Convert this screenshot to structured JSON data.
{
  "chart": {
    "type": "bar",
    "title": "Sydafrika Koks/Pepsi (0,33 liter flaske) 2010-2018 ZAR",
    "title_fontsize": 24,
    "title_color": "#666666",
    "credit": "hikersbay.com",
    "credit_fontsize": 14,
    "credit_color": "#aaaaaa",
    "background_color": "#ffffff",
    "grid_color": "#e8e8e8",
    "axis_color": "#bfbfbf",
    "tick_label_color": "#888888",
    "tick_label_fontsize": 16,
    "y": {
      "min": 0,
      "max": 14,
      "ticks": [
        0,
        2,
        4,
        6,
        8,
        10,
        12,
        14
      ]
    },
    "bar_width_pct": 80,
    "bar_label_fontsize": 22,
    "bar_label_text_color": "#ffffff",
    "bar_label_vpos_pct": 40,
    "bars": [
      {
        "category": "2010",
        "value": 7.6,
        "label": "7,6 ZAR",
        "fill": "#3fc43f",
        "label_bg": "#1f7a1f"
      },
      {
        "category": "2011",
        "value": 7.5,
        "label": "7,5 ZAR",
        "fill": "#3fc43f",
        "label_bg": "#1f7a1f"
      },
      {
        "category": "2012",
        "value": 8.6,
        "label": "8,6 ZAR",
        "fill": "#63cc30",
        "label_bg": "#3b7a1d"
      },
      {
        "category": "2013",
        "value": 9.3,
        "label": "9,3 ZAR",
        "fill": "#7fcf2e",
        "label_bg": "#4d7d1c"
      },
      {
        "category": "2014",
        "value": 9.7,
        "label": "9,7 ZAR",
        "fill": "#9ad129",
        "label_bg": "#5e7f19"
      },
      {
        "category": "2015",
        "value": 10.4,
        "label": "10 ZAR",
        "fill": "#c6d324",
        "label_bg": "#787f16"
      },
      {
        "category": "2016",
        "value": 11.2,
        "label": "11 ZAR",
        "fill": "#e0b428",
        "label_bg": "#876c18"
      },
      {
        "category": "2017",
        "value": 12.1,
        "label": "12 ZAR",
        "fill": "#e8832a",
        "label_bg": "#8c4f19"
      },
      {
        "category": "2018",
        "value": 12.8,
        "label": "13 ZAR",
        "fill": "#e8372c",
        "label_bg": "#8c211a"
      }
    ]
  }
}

→ WORK TO BE COMPLETED: Gather each line in these records that contains the string "ffffff".

→ ANSWER TO THE EXERCISE:
    "background_color": "#ffffff",
    "bar_label_text_color": "#ffffff",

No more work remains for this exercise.